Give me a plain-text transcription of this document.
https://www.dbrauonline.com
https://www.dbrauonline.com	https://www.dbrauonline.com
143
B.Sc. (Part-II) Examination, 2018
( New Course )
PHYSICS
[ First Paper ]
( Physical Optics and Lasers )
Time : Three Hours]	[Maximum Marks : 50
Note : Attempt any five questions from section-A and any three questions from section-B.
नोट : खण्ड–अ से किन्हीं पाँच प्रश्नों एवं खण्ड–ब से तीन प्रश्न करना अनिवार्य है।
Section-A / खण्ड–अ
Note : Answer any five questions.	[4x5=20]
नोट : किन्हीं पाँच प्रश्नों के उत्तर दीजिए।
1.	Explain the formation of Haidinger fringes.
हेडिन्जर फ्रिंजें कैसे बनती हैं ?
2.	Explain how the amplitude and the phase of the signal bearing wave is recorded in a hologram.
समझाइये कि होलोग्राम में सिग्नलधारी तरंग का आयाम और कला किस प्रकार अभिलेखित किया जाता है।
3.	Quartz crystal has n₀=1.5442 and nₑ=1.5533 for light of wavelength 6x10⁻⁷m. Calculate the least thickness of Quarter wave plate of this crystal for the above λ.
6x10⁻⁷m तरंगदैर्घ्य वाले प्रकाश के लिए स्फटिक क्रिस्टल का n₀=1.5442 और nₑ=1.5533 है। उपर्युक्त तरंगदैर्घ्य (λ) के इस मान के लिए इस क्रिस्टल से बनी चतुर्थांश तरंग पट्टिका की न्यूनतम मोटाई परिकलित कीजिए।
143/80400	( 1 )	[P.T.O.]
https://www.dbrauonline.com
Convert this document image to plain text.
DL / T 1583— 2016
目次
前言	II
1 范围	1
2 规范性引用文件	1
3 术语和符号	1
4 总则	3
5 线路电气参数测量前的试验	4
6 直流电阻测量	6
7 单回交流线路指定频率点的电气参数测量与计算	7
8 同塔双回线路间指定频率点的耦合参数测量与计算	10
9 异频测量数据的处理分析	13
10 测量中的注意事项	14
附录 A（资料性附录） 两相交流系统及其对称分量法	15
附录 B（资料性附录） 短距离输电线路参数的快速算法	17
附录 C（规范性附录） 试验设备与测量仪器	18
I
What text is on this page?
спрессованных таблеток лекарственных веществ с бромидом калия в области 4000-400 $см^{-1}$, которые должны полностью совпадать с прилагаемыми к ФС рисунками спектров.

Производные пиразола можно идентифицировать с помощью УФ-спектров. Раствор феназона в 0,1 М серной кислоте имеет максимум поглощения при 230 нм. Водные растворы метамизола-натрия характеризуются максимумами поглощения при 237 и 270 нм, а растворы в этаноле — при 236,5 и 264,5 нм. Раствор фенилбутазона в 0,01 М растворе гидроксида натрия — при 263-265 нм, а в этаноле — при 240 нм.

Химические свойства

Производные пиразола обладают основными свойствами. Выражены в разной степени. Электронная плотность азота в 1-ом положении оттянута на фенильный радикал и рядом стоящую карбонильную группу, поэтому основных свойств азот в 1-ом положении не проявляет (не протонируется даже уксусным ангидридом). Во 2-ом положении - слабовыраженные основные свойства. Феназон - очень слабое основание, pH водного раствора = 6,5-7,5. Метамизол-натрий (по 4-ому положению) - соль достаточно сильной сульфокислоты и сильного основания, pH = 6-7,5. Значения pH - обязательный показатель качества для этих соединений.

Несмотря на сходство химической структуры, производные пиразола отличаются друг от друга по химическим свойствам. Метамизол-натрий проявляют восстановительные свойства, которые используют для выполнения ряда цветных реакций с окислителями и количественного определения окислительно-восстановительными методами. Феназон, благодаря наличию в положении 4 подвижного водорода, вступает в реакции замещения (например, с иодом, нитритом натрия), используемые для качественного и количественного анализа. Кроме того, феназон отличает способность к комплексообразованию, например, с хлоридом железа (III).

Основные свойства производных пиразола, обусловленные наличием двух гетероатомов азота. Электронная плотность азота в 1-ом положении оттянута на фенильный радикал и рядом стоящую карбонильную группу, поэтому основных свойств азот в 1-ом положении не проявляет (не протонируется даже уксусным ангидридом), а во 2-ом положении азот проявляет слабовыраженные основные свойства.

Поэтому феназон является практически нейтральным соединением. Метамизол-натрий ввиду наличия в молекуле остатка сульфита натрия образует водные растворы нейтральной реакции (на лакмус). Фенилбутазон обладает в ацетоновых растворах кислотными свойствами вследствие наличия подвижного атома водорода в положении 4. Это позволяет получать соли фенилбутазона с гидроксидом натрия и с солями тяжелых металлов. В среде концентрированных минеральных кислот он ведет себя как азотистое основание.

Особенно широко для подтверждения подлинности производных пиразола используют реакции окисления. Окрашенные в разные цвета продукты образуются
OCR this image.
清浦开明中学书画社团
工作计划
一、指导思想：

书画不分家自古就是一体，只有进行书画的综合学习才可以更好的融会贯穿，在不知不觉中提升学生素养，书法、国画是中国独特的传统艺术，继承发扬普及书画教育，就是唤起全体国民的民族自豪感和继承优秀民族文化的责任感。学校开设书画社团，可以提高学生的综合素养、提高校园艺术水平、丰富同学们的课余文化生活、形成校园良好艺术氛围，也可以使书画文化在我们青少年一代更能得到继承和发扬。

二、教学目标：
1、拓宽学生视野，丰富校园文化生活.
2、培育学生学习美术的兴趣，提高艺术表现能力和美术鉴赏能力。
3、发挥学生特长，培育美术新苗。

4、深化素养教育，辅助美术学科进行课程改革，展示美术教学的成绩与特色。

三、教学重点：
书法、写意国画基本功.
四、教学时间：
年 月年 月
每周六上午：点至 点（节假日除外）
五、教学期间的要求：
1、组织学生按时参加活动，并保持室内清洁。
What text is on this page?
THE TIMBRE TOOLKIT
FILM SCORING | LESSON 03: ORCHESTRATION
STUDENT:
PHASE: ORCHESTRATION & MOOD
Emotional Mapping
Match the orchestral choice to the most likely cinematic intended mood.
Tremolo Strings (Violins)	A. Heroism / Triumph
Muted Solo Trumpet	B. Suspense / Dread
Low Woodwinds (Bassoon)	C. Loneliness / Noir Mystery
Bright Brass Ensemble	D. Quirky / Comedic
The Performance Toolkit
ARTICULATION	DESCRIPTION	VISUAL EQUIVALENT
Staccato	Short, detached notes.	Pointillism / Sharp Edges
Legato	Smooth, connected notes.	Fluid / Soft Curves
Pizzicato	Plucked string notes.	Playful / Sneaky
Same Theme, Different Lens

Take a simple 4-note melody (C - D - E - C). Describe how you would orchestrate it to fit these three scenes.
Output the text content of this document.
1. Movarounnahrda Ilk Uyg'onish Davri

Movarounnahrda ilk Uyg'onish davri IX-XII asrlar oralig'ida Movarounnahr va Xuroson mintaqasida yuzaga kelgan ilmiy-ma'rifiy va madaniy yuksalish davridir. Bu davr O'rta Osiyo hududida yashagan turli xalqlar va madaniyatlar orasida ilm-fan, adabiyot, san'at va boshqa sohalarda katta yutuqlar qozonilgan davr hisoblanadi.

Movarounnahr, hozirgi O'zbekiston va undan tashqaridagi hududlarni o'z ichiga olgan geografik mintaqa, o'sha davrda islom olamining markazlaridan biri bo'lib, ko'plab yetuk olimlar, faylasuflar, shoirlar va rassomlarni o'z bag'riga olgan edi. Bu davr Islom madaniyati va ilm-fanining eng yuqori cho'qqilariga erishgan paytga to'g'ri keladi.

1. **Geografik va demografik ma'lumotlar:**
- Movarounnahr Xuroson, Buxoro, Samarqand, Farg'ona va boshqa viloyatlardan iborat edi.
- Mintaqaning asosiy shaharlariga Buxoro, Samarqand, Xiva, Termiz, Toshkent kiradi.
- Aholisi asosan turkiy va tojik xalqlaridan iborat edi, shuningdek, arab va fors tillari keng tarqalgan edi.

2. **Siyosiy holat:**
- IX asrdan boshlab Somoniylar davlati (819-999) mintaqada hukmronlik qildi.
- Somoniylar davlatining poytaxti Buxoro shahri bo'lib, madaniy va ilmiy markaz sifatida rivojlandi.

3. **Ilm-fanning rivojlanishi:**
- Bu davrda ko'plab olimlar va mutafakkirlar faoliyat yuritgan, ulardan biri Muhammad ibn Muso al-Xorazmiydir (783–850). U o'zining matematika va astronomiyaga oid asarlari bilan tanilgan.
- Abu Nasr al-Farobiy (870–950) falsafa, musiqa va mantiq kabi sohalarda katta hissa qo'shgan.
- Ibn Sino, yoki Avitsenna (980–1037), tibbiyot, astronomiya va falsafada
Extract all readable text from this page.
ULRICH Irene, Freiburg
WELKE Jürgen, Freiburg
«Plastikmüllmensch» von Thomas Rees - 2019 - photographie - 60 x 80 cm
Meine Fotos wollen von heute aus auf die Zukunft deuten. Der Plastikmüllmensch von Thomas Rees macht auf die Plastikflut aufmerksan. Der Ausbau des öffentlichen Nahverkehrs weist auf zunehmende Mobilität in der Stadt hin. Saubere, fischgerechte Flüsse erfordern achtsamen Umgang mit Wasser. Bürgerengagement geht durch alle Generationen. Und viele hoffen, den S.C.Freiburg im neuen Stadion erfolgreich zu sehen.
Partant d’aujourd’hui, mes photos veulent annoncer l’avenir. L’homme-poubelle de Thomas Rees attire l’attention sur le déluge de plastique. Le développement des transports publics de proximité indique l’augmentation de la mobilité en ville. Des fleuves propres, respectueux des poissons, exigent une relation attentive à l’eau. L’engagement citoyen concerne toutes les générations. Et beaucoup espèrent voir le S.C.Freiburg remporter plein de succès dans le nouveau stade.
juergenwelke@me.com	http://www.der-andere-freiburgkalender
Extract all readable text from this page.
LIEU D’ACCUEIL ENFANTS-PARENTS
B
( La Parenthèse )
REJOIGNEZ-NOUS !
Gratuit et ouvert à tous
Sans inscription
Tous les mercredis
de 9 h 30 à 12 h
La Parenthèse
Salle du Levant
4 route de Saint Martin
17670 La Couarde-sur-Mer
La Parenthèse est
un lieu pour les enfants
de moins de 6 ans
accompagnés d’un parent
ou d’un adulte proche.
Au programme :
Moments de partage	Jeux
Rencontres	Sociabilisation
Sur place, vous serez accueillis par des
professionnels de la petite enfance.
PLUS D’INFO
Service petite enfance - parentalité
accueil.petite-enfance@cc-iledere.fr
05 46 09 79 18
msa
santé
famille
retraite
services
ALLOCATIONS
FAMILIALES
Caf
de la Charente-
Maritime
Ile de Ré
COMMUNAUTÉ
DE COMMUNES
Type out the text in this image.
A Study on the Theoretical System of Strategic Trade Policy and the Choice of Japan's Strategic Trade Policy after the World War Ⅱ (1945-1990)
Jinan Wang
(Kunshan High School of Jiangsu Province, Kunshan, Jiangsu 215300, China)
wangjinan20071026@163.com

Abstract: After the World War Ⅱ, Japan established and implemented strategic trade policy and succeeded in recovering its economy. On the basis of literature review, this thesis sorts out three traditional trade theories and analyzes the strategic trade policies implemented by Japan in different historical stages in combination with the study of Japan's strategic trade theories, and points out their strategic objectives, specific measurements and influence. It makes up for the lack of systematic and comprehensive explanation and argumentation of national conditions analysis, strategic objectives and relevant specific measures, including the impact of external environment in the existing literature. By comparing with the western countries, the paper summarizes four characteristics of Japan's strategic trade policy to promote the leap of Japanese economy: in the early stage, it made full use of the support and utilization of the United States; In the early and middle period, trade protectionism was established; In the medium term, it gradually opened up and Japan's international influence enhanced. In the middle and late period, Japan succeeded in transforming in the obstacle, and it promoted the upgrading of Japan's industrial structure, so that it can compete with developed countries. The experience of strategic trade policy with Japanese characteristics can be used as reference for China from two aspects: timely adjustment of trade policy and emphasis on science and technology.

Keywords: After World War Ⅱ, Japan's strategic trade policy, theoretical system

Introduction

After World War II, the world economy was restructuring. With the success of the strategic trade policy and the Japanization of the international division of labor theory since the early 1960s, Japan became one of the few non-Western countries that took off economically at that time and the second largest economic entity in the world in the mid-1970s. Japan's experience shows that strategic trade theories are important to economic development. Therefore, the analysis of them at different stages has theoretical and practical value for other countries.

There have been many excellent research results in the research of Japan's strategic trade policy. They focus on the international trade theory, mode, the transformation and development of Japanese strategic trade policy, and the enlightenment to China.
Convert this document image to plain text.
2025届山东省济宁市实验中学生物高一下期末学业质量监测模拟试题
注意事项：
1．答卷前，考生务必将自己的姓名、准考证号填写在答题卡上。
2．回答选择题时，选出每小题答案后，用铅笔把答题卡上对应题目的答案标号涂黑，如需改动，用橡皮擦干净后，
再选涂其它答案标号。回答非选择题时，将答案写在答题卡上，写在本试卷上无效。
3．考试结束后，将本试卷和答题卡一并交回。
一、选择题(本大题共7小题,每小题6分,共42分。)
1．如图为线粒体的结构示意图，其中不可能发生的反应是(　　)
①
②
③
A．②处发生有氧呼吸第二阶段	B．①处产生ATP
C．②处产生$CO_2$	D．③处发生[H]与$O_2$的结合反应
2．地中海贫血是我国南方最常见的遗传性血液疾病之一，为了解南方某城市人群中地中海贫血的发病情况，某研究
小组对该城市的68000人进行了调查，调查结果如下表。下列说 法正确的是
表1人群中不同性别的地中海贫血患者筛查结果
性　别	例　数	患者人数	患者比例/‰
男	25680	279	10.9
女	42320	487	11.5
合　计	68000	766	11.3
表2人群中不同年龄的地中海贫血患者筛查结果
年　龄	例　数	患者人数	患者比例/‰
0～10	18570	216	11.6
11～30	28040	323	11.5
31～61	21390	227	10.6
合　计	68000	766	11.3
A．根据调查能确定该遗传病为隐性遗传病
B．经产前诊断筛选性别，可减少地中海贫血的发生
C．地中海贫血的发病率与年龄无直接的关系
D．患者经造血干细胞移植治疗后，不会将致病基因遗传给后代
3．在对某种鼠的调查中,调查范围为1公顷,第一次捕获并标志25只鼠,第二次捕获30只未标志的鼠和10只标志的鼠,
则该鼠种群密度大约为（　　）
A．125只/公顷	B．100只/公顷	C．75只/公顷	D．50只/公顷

◇ ◇ ◇

Report how many lines of the entries hold the string "Buxoro". Provide the number alone.

3